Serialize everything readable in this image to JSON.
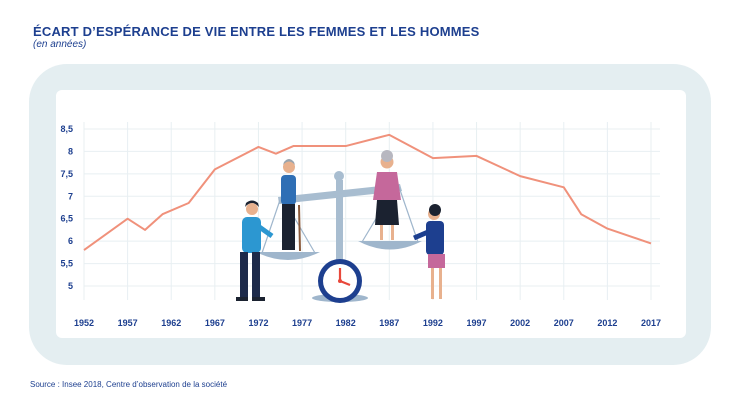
{
  "title": "ÉCART D’ESPÉRANCE DE VIE ENTRE LES FEMMES ET LES HOMMES",
  "subtitle": "(en années)",
  "source": "Source : Insee 2018, Centre d’observation de la société",
  "colors": {
    "line": "#f0917b",
    "text": "#1d3f8f",
    "frame": "#e4eef1",
    "grid": "#e8eff2"
  },
  "chart_data": {
    "type": "line",
    "title": "ÉCART D’ESPÉRANCE DE VIE ENTRE LES FEMMES ET LES HOMMES",
    "ylabel": "(en années)",
    "x_ticks": [
      "1952",
      "1957",
      "1962",
      "1967",
      "1972",
      "1977",
      "1982",
      "1987",
      "1992",
      "1997",
      "2002",
      "2007",
      "2012",
      "2017"
    ],
    "y_ticks": [
      "5",
      "5,5",
      "6",
      "6,5",
      "7",
      "7,5",
      "8",
      "8,5"
    ],
    "ylim": [
      5,
      8.5
    ],
    "xlim": [
      1952,
      2017
    ],
    "grid": true,
    "x": [
      1952,
      1957,
      1959,
      1961,
      1964,
      1967,
      1972,
      1974,
      1976,
      1982,
      1987,
      1992,
      1997,
      2002,
      2007,
      2009,
      2012,
      2017
    ],
    "values": [
      5.8,
      6.5,
      6.25,
      6.6,
      6.85,
      7.6,
      8.1,
      7.95,
      8.12,
      8.12,
      8.37,
      7.85,
      7.9,
      7.45,
      7.2,
      6.6,
      6.28,
      5.95
    ]
  }
}
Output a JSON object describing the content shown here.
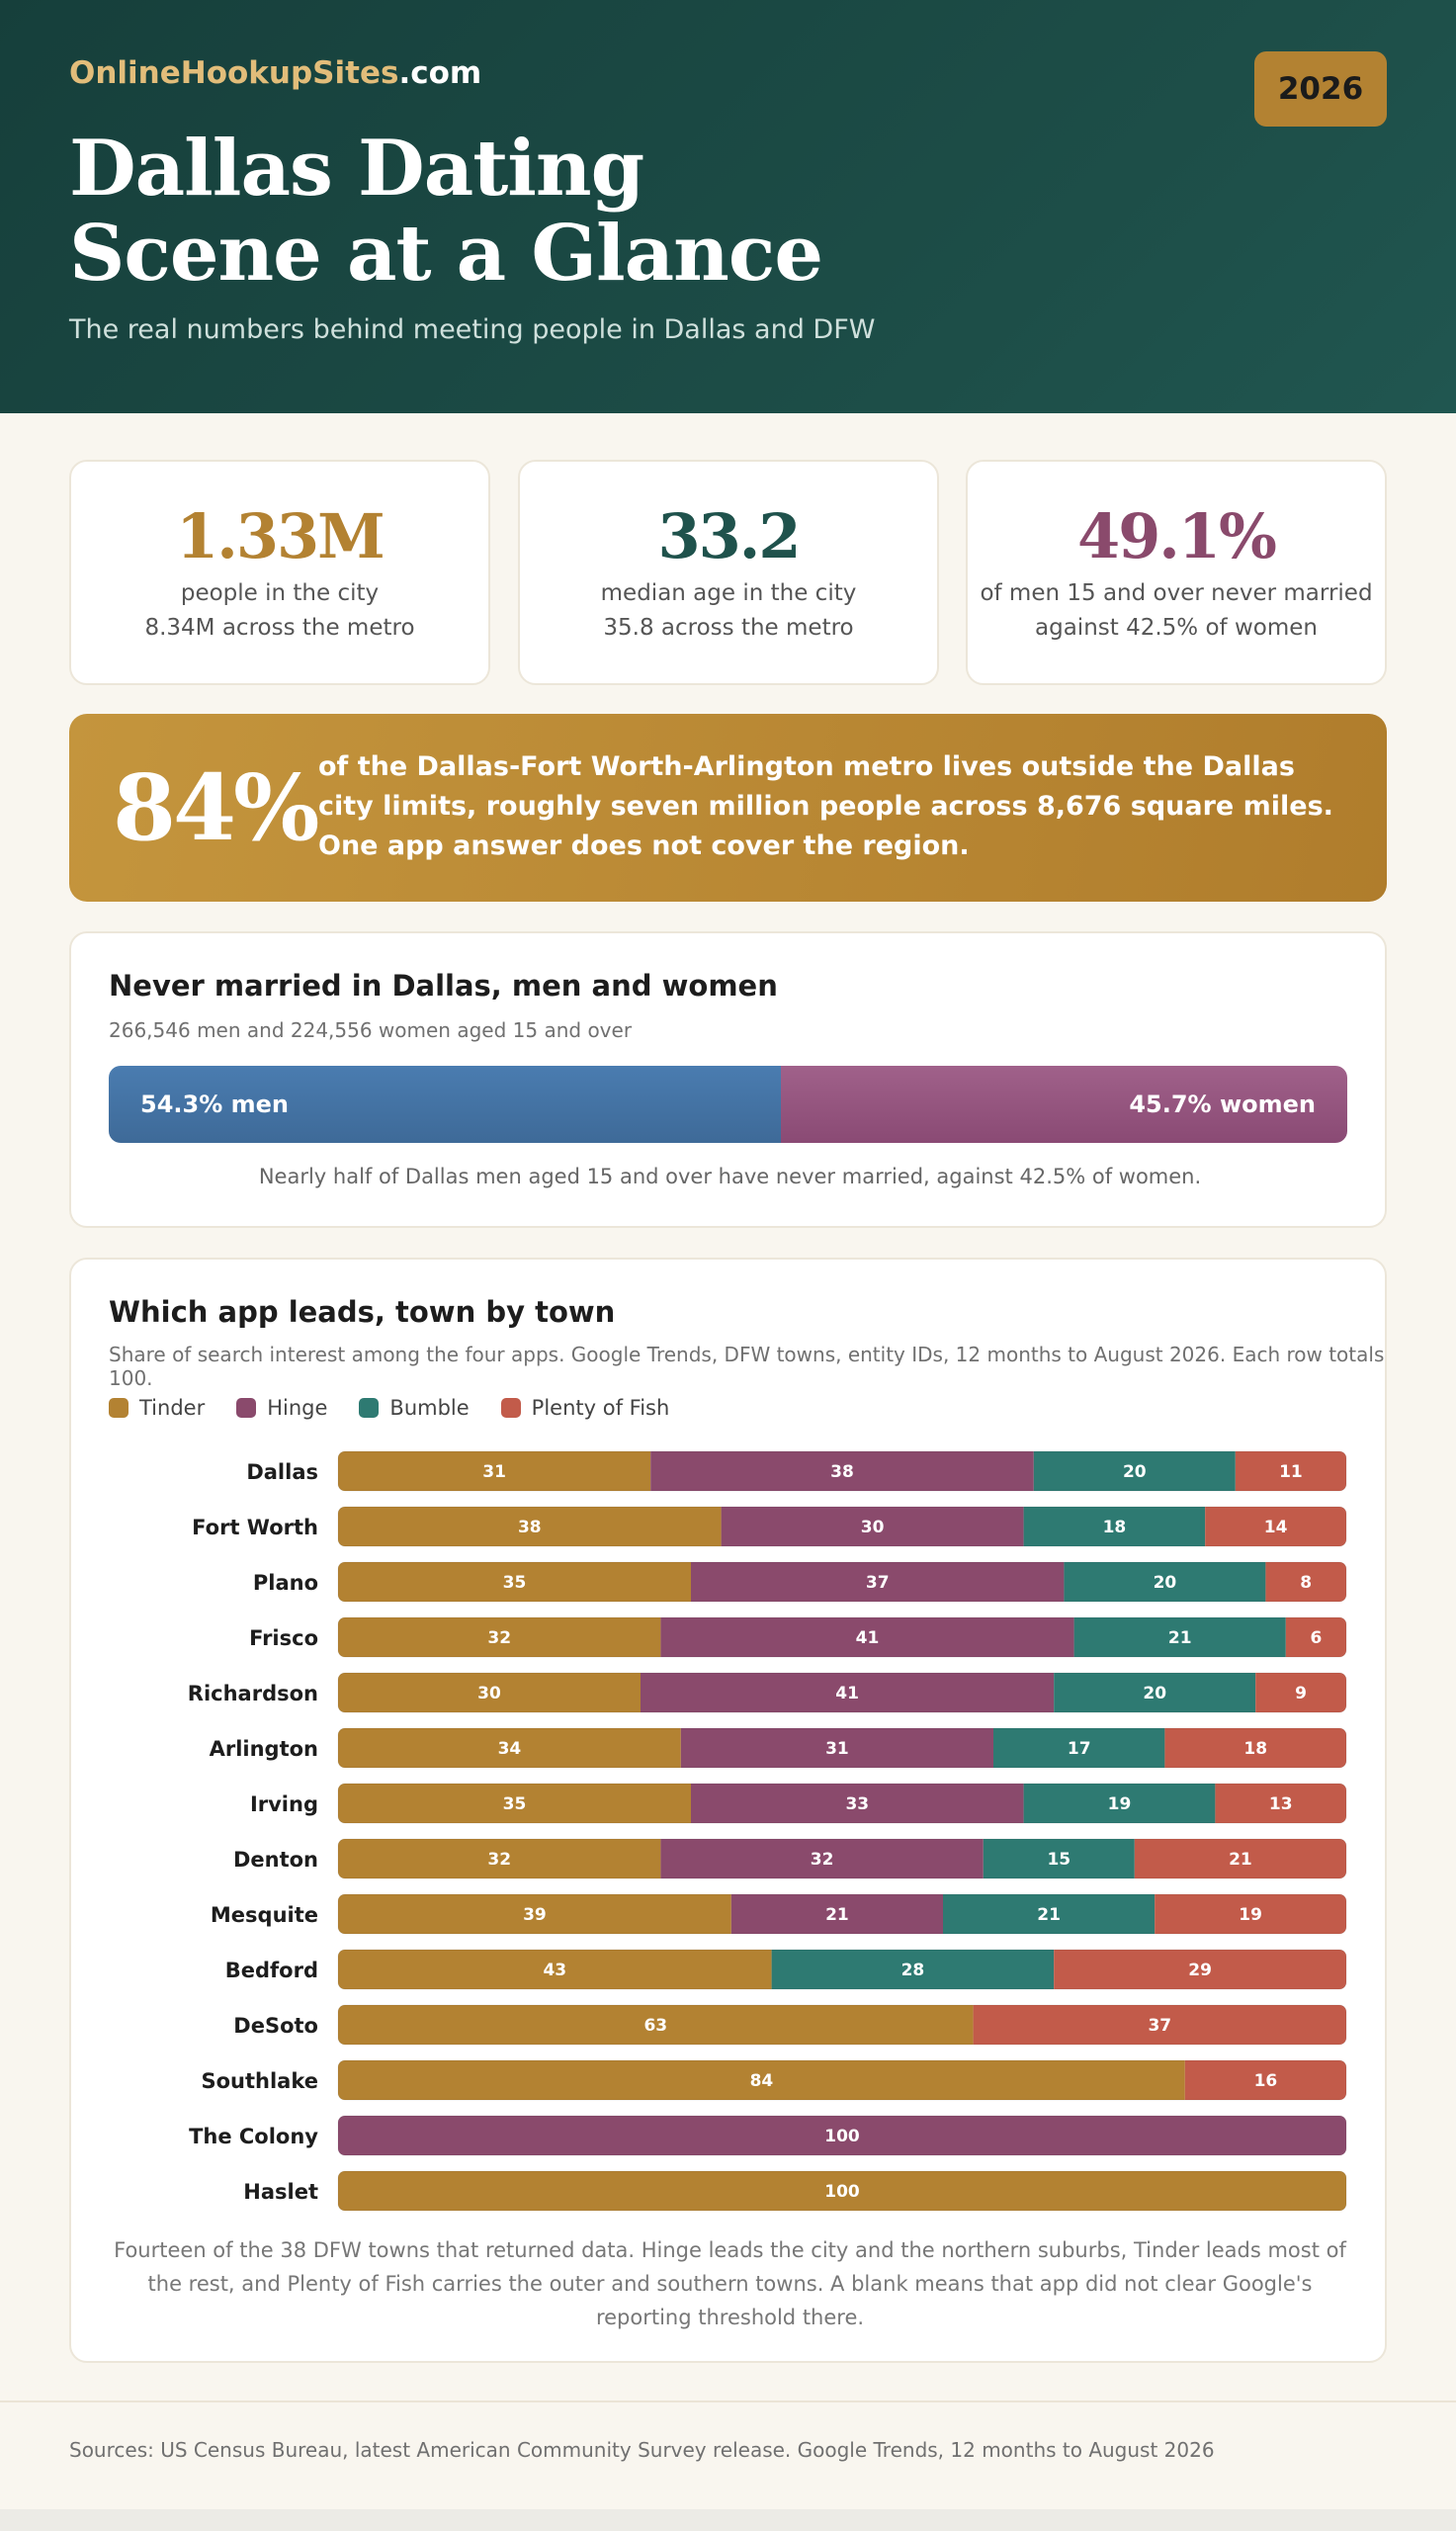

★ ★ ★

◆ **TASK INSTRUCTIONS**
Search the lines for "JSON". Copy each line that has it.

◆ **TASK OUTPUT**
Serialize everything readable in this image to JSON.
Output a JSON object describing the content shown here.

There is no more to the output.